List all lines of the data that include the string "glochidier".

• Exercise inputs
^^^^

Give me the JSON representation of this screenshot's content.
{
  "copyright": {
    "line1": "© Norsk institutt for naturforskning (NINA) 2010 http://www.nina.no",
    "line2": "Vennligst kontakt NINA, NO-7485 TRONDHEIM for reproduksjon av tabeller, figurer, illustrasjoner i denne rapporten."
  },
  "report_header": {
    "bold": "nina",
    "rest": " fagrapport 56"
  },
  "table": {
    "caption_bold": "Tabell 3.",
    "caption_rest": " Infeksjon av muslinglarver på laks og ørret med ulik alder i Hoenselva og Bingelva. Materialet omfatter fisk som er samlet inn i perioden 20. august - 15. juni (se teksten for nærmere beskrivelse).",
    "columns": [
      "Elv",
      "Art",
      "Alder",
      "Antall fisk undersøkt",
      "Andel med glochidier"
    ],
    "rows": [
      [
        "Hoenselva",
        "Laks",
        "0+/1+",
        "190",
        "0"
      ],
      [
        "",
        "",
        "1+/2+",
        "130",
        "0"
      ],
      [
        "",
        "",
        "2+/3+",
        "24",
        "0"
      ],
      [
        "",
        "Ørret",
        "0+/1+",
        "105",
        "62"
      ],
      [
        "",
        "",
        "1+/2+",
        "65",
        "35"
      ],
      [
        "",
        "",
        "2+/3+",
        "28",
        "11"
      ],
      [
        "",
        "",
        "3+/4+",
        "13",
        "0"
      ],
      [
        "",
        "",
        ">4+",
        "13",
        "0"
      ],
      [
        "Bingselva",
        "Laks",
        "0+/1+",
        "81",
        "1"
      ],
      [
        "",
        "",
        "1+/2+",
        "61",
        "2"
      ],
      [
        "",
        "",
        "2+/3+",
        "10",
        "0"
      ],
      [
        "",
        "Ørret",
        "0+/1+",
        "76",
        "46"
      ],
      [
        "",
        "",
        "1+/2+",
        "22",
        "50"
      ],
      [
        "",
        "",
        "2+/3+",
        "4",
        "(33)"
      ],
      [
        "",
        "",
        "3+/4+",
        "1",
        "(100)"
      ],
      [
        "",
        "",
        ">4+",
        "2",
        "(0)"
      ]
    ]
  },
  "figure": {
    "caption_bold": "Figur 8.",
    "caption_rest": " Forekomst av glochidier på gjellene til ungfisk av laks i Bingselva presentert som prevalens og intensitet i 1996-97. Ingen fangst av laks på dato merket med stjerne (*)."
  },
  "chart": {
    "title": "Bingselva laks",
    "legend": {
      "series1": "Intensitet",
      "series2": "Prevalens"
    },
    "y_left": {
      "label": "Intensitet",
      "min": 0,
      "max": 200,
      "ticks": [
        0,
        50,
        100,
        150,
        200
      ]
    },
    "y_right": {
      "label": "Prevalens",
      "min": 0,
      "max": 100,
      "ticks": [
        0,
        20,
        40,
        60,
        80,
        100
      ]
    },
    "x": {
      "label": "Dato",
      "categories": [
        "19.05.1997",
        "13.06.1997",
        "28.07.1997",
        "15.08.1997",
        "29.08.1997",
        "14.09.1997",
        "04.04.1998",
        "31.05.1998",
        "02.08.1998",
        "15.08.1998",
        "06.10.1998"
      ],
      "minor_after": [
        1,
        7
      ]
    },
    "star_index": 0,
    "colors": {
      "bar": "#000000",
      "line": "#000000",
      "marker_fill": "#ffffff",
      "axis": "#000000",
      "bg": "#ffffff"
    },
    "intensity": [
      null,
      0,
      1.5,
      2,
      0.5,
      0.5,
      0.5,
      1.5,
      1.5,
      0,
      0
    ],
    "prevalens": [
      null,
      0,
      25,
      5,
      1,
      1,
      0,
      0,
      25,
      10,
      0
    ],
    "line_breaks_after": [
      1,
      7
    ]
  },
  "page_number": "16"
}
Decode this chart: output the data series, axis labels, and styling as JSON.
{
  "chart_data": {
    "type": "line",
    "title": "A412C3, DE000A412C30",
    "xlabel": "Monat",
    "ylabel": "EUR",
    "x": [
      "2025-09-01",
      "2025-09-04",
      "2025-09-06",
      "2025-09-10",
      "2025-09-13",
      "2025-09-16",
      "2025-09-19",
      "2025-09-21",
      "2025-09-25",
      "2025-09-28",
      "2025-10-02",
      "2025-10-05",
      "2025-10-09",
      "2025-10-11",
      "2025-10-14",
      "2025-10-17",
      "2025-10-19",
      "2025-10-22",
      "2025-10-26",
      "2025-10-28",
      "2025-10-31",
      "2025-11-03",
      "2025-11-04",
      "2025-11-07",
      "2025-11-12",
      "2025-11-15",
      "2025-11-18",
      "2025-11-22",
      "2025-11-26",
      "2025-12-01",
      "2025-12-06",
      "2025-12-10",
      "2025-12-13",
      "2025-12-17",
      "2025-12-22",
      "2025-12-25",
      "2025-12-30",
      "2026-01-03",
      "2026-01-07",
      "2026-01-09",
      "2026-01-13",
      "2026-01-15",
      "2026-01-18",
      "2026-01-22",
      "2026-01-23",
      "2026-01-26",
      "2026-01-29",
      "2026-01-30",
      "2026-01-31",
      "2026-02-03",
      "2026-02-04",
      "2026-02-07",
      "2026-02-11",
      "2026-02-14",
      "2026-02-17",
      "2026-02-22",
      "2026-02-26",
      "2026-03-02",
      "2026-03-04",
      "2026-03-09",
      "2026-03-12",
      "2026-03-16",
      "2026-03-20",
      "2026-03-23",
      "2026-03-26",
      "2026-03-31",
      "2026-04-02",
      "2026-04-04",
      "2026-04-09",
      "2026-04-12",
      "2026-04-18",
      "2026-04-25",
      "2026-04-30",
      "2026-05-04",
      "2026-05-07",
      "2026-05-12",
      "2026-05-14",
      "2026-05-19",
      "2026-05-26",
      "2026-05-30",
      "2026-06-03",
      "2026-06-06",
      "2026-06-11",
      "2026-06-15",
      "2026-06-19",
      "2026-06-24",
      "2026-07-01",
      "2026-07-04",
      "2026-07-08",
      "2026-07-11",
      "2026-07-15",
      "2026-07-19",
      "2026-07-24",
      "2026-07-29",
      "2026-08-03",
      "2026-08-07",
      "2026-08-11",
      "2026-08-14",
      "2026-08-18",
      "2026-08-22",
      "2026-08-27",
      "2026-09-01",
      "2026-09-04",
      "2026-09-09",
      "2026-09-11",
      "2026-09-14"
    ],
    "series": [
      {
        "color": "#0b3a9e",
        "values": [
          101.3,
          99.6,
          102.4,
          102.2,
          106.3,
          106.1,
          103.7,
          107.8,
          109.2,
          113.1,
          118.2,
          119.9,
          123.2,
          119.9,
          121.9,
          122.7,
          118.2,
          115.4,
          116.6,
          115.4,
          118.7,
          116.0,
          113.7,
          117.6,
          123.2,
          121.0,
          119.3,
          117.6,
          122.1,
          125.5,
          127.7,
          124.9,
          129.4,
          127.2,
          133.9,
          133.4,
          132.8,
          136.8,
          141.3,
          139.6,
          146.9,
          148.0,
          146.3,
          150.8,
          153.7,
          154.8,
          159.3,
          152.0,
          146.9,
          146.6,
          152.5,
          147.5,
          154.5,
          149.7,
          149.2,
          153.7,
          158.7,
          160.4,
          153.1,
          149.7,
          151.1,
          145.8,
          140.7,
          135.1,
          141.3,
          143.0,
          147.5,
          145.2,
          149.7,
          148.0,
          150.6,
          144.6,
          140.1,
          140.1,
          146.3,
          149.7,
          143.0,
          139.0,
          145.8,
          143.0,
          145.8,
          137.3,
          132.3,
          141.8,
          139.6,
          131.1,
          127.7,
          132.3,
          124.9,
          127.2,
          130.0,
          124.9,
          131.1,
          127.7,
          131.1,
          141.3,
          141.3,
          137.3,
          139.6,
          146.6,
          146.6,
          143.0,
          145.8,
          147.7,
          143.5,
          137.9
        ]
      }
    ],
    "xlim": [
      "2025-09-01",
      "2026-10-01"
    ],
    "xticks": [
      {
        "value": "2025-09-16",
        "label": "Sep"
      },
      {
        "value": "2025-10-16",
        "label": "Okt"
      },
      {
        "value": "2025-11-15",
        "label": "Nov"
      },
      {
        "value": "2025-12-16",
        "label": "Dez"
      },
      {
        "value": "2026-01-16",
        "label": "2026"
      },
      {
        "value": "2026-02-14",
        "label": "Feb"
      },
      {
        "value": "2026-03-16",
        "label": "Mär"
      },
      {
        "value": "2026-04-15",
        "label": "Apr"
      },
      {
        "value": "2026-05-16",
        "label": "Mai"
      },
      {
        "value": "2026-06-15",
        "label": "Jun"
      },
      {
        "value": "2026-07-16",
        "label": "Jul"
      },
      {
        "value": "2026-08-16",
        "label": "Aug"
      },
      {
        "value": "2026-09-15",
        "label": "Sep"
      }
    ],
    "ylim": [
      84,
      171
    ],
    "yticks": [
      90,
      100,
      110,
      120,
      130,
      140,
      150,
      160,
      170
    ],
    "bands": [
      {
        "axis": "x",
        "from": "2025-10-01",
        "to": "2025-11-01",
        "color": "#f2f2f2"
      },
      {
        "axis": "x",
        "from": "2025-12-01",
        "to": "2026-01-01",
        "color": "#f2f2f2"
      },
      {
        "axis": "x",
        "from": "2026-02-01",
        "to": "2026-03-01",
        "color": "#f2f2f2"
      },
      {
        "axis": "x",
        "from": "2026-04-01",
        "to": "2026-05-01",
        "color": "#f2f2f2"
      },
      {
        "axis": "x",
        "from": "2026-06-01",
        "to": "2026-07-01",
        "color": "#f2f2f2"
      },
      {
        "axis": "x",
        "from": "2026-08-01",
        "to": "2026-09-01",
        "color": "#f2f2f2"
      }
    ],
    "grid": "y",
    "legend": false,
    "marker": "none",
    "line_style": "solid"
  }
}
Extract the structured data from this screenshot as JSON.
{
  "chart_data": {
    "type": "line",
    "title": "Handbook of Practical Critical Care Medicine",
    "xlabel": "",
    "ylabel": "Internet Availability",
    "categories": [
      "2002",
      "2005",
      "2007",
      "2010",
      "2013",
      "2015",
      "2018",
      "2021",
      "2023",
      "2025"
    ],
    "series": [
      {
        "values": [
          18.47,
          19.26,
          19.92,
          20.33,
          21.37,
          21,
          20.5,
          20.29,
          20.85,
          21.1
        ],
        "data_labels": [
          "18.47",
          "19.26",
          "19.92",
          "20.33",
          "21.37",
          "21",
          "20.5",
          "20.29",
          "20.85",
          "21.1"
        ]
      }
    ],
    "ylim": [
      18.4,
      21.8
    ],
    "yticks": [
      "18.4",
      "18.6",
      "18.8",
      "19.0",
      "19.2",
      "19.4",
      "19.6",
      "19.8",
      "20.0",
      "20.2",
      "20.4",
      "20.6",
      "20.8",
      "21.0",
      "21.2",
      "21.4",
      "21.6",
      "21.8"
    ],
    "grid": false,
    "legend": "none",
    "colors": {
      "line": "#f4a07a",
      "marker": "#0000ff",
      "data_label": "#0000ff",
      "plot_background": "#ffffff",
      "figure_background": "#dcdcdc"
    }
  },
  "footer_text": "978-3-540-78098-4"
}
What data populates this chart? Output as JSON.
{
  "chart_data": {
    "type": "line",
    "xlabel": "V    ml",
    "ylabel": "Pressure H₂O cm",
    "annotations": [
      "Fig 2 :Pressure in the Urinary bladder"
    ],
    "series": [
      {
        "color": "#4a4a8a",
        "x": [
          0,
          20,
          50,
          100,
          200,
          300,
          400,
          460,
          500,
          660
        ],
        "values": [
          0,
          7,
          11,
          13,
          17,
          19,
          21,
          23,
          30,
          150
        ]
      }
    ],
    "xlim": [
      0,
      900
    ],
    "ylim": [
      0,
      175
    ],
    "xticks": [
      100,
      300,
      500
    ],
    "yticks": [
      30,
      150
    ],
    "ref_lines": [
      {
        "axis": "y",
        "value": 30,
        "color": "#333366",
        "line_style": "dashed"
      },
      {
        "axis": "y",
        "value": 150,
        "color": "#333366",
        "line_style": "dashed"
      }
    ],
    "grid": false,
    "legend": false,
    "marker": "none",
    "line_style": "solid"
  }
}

^^^^

• Finished exercise
      "Andel med glochidier"
    "caption_rest": " Forekomst av glochidier på gjellene til ungfisk av laks i Bingselva presentert som prevalens og intensitet i 1996-97. Ingen fangst av laks på dato merket med stjerne (*)."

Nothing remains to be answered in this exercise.